Identify all lines of the data containing the string "desktop" and copy them.

Saved entries
>> Begin
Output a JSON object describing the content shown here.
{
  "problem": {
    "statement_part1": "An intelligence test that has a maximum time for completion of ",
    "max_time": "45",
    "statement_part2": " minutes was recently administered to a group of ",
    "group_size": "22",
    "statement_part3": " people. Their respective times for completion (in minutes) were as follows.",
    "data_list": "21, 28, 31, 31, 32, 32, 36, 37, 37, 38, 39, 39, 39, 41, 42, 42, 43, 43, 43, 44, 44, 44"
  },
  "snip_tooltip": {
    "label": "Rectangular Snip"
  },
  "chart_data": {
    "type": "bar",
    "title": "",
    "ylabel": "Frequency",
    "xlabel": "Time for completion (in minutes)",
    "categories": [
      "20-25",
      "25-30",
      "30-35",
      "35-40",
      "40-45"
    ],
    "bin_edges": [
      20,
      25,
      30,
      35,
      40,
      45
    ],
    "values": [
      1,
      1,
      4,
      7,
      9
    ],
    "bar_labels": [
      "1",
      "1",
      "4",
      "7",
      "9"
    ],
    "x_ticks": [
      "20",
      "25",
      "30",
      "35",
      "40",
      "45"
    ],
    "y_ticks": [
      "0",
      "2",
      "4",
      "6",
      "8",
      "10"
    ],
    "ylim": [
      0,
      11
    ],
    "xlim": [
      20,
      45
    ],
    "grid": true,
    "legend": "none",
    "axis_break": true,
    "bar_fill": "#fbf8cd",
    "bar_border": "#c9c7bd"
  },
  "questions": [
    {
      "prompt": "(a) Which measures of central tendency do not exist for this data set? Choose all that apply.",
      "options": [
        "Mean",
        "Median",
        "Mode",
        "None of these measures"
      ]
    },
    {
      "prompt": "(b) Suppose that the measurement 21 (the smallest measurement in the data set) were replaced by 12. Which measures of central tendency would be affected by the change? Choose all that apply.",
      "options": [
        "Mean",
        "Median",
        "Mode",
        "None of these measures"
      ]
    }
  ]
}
>> End
>> Begin
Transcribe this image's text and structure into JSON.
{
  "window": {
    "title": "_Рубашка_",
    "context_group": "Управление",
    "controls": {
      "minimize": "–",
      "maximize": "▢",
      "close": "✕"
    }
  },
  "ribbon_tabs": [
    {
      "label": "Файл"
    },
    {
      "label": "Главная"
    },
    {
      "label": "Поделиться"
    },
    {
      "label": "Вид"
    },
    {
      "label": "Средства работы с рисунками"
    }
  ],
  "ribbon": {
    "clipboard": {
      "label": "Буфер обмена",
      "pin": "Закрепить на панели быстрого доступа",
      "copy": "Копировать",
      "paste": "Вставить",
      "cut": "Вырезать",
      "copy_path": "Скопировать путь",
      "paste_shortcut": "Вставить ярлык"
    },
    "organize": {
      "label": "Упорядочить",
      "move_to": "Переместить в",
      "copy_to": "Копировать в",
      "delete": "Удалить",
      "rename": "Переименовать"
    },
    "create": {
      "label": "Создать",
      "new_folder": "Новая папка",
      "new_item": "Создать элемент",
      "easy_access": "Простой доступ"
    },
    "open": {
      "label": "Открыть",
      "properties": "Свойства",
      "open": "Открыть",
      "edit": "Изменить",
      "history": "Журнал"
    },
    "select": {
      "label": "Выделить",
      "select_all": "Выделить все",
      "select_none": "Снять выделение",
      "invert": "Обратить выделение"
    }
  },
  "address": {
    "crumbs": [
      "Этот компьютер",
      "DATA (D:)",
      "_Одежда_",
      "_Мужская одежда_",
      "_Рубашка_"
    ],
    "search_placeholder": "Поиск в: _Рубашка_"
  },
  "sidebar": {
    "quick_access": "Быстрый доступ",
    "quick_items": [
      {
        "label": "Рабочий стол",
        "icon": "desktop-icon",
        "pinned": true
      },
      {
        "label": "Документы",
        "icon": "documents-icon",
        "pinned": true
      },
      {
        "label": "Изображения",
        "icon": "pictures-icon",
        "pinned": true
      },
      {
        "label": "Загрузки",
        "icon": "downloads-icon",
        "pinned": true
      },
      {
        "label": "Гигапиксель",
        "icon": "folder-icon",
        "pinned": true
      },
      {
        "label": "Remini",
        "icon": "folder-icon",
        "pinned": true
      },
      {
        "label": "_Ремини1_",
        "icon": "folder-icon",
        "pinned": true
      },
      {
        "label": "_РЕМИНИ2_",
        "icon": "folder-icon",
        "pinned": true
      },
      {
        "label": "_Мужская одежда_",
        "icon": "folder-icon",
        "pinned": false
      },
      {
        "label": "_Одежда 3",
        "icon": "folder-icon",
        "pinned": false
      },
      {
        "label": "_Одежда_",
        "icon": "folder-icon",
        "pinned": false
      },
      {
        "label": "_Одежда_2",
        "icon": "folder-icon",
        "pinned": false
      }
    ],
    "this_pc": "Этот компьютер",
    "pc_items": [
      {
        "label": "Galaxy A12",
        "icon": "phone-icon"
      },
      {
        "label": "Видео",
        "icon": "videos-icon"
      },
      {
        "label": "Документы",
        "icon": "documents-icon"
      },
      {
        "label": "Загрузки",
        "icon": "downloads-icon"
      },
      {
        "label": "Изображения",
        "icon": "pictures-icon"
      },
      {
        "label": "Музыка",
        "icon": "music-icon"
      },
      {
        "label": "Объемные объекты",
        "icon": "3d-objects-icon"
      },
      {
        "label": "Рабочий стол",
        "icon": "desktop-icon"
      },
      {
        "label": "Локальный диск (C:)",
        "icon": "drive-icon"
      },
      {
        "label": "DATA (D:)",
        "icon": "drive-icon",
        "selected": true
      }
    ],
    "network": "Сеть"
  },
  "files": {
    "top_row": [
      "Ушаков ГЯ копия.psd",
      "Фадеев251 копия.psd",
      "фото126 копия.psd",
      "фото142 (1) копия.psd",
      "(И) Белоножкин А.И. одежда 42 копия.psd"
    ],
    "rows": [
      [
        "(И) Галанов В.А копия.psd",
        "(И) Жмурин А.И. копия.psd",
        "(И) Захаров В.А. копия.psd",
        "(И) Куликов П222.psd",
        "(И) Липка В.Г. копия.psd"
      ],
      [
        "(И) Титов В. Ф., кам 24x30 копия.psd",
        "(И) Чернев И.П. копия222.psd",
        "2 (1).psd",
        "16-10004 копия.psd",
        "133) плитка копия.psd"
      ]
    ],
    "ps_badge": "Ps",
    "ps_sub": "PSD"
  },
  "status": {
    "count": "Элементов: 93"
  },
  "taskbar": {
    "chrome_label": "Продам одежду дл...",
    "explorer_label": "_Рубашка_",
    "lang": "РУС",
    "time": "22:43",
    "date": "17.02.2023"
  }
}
>> End
>> Begin
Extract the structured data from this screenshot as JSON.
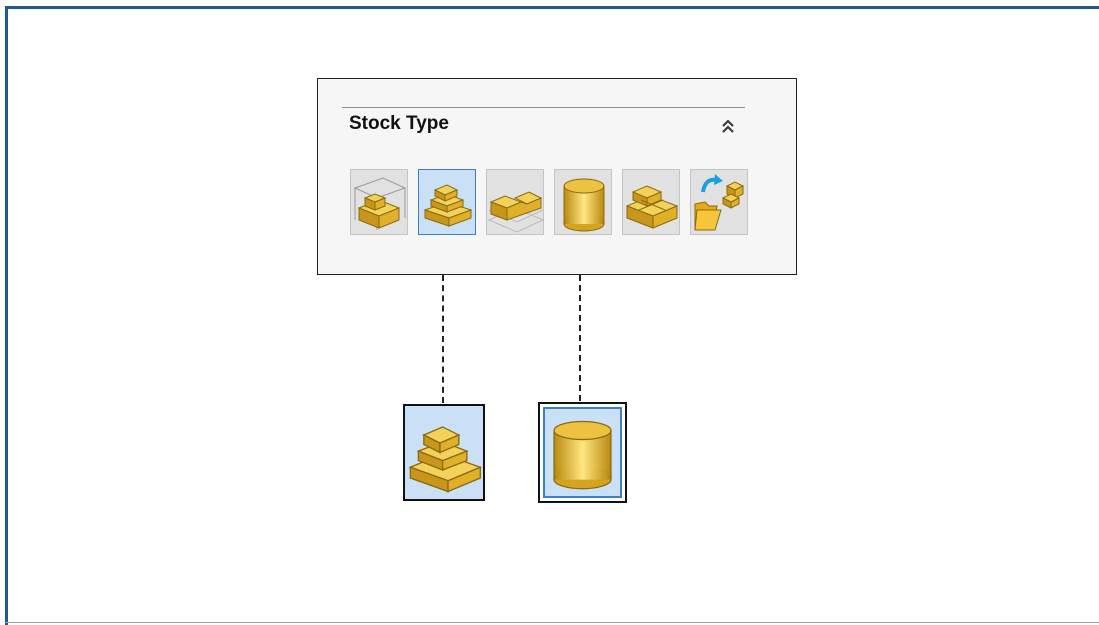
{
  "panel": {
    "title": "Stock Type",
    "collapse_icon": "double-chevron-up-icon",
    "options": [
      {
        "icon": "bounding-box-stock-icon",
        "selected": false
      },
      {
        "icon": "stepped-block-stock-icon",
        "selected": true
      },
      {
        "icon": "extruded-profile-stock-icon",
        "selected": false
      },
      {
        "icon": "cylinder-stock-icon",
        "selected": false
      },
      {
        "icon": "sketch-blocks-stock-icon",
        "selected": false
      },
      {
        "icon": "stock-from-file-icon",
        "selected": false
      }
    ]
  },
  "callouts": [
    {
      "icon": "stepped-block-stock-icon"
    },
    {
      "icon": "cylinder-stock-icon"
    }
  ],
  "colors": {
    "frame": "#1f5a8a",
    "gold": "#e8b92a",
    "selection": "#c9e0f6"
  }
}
>> End
[The answer]
        "icon": "desktop-icon",
        "icon": "desktop-icon"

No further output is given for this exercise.